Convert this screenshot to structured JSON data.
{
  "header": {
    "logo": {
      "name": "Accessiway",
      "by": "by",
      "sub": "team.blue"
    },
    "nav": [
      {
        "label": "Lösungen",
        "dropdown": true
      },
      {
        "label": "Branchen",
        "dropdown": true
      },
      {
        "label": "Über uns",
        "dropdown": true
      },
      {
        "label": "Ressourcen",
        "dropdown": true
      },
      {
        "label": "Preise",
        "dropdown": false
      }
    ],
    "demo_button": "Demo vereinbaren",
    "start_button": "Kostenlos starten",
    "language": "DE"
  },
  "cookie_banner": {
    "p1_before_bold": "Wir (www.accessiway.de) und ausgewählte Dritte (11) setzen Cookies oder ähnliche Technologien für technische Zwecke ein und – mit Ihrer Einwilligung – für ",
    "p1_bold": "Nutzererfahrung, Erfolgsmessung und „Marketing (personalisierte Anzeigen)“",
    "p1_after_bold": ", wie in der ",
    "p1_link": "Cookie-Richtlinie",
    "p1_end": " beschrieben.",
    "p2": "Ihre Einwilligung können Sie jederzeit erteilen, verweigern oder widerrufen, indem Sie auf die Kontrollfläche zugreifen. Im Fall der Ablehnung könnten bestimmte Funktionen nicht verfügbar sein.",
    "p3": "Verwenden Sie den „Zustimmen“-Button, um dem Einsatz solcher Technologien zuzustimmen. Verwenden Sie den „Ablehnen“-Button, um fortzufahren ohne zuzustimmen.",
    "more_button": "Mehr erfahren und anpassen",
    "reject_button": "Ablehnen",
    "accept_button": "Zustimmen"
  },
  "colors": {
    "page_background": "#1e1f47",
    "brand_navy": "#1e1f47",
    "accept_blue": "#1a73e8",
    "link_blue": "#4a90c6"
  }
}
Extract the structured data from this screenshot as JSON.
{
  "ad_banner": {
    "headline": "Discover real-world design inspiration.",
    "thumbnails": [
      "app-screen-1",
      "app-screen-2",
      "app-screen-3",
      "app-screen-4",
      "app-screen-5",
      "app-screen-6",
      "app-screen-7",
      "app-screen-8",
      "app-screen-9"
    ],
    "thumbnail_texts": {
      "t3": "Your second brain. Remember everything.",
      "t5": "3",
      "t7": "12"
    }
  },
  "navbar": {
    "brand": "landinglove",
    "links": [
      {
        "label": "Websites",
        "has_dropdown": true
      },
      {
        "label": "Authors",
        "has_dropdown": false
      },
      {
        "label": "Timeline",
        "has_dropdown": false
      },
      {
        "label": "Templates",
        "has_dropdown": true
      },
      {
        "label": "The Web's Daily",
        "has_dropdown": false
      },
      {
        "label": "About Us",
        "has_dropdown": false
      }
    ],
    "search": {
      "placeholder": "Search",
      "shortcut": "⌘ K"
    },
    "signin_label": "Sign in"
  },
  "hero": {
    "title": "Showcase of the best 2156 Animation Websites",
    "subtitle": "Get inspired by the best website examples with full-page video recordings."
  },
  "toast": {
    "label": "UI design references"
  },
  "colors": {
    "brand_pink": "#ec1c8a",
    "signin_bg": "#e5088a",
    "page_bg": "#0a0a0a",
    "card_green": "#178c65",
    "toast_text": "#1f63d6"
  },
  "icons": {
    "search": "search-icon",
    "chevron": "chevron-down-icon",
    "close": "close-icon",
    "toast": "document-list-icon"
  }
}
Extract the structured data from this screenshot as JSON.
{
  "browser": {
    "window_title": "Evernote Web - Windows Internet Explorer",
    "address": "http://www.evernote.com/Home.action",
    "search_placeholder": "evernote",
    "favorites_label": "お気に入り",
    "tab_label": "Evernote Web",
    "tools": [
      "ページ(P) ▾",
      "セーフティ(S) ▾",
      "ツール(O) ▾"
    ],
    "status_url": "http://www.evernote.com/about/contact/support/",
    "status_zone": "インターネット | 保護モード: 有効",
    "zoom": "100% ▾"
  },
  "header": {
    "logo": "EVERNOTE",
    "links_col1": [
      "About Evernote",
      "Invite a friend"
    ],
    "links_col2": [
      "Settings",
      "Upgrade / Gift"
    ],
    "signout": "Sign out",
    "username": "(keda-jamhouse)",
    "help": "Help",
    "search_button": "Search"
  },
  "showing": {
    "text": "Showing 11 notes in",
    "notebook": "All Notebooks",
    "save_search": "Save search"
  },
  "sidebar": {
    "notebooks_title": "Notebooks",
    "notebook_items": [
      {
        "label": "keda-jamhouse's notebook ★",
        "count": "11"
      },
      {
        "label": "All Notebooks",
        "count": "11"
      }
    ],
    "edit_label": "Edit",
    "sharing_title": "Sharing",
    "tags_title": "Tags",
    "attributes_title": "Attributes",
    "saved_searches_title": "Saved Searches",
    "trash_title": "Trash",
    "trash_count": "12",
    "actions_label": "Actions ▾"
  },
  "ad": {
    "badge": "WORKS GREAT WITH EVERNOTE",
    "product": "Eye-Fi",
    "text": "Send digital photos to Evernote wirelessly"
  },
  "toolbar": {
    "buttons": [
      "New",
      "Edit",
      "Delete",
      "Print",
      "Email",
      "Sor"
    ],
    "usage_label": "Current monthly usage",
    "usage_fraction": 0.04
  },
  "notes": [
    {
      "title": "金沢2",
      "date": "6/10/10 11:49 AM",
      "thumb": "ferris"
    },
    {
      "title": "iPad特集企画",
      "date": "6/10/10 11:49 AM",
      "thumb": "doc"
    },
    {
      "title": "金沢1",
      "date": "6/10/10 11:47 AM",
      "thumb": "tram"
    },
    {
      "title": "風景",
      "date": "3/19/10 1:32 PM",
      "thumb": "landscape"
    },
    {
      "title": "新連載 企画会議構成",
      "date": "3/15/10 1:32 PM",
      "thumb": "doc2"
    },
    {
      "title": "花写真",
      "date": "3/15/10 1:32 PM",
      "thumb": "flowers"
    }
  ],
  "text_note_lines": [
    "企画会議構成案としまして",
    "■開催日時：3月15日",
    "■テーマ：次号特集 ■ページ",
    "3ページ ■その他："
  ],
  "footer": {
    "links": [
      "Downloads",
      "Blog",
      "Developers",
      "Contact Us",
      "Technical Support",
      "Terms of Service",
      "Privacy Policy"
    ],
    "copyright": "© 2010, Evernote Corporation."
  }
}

_ _ _ _ _ _ _

## Written request
Print the whole listing exactly as it is.

## Full answer
Convert this screenshot to structured JSON data.
{
  "header": {
    "logo": {
      "name": "Accessiway",
      "by": "by",
      "sub": "team.blue"
    },
    "nav": [
      {
        "label": "Lösungen",
        "dropdown": true
      },
      {
        "label": "Branchen",
        "dropdown": true
      },
      {
        "label": "Über uns",
        "dropdown": true
      },
      {
        "label": "Ressourcen",
        "dropdown": true
      },
      {
        "label": "Preise",
        "dropdown": false
      }
    ],
    "demo_button": "Demo vereinbaren",
    "start_button": "Kostenlos starten",
    "language": "DE"
  },
  "cookie_banner": {
    "p1_before_bold": "Wir (www.accessiway.de) und ausgewählte Dritte (11) setzen Cookies oder ähnliche Technologien für technische Zwecke ein und – mit Ihrer Einwilligung – für ",
    "p1_bold": "Nutzererfahrung, Erfolgsmessung und „Marketing (personalisierte Anzeigen)“",
    "p1_after_bold": ", wie in der ",
    "p1_link": "Cookie-Richtlinie",
    "p1_end": " beschrieben.",
    "p2": "Ihre Einwilligung können Sie jederzeit erteilen, verweigern oder widerrufen, indem Sie auf die Kontrollfläche zugreifen. Im Fall der Ablehnung könnten bestimmte Funktionen nicht verfügbar sein.",
    "p3": "Verwenden Sie den „Zustimmen“-Button, um dem Einsatz solcher Technologien zuzustimmen. Verwenden Sie den „Ablehnen“-Button, um fortzufahren ohne zuzustimmen.",
    "more_button": "Mehr erfahren und anpassen",
    "reject_button": "Ablehnen",
    "accept_button": "Zustimmen"
  },
  "colors": {
    "page_background": "#1e1f47",
    "brand_navy": "#1e1f47",
    "accept_blue": "#1a73e8",
    "link_blue": "#4a90c6"
  }
}
Extract the structured data from this screenshot as JSON.
{
  "ad_banner": {
    "headline": "Discover real-world design inspiration.",
    "thumbnails": [
      "app-screen-1",
      "app-screen-2",
      "app-screen-3",
      "app-screen-4",
      "app-screen-5",
      "app-screen-6",
      "app-screen-7",
      "app-screen-8",
      "app-screen-9"
    ],
    "thumbnail_texts": {
      "t3": "Your second brain. Remember everything.",
      "t5": "3",
      "t7": "12"
    }
  },
  "navbar": {
    "brand": "landinglove",
    "links": [
      {
        "label": "Websites",
        "has_dropdown": true
      },
      {
        "label": "Authors",
        "has_dropdown": false
      },
      {
        "label": "Timeline",
        "has_dropdown": false
      },
      {
        "label": "Templates",
        "has_dropdown": true
      },
      {
        "label": "The Web's Daily",
        "has_dropdown": false
      },
      {
        "label": "About Us",
        "has_dropdown": false
      }
    ],
    "search": {
      "placeholder": "Search",
      "shortcut": "⌘ K"
    },
    "signin_label": "Sign in"
  },
  "hero": {
    "title": "Showcase of the best 2156 Animation Websites",
    "subtitle": "Get inspired by the best website examples with full-page video recordings."
  },
  "toast": {
    "label": "UI design references"
  },
  "colors": {
    "brand_pink": "#ec1c8a",
    "signin_bg": "#e5088a",
    "page_bg": "#0a0a0a",
    "card_green": "#178c65",
    "toast_text": "#1f63d6"
  },
  "icons": {
    "search": "search-icon",
    "chevron": "chevron-down-icon",
    "close": "close-icon",
    "toast": "document-list-icon"
  }
}
Extract the structured data from this screenshot as JSON.
{
  "browser": {
    "window_title": "Evernote Web - Windows Internet Explorer",
    "address": "http://www.evernote.com/Home.action",
    "search_placeholder": "evernote",
    "favorites_label": "お気に入り",
    "tab_label": "Evernote Web",
    "tools": [
      "ページ(P) ▾",
      "セーフティ(S) ▾",
      "ツール(O) ▾"
    ],
    "status_url": "http://www.evernote.com/about/contact/support/",
    "status_zone": "インターネット | 保護モード: 有効",
    "zoom": "100% ▾"
  },
  "header": {
    "logo": "EVERNOTE",
    "links_col1": [
      "About Evernote",
      "Invite a friend"
    ],
    "links_col2": [
      "Settings",
      "Upgrade / Gift"
    ],
    "signout": "Sign out",
    "username": "(keda-jamhouse)",
    "help": "Help",
    "search_button": "Search"
  },
  "showing": {
    "text": "Showing 11 notes in",
    "notebook": "All Notebooks",
    "save_search": "Save search"
  },
  "sidebar": {
    "notebooks_title": "Notebooks",
    "notebook_items": [
      {
        "label": "keda-jamhouse's notebook ★",
        "count": "11"
      },
      {
        "label": "All Notebooks",
        "count": "11"
      }
    ],
    "edit_label": "Edit",
    "sharing_title": "Sharing",
    "tags_title": "Tags",
    "attributes_title": "Attributes",
    "saved_searches_title": "Saved Searches",
    "trash_title": "Trash",
    "trash_count": "12",
    "actions_label": "Actions ▾"
  },
  "ad": {
    "badge": "WORKS GREAT WITH EVERNOTE",
    "product": "Eye-Fi",
    "text": "Send digital photos to Evernote wirelessly"
  },
  "toolbar": {
    "buttons": [
      "New",
      "Edit",
      "Delete",
      "Print",
      "Email",
      "Sor"
    ],
    "usage_label": "Current monthly usage",
    "usage_fraction": 0.04
  },
  "notes": [
    {
      "title": "金沢2",
      "date": "6/10/10 11:49 AM",
      "thumb": "ferris"
    },
    {
      "title": "iPad特集企画",
      "date": "6/10/10 11:49 AM",
      "thumb": "doc"
    },
    {
      "title": "金沢1",
      "date": "6/10/10 11:47 AM",
      "thumb": "tram"
    },
    {
      "title": "風景",
      "date": "3/19/10 1:32 PM",
      "thumb": "landscape"
    },
    {
      "title": "新連載 企画会議構成",
      "date": "3/15/10 1:32 PM",
      "thumb": "doc2"
    },
    {
      "title": "花写真",
      "date": "3/15/10 1:32 PM",
      "thumb": "flowers"
    }
  ],
  "text_note_lines": [
    "企画会議構成案としまして",
    "■開催日時：3月15日",
    "■テーマ：次号特集 ■ページ",
    "3ページ ■その他："
  ],
  "footer": {
    "links": [
      "Downloads",
      "Blog",
      "Developers",
      "Contact Us",
      "Technical Support",
      "Terms of Service",
      "Privacy Policy"
    ],
    "copyright": "© 2010, Evernote Corporation."
  }
}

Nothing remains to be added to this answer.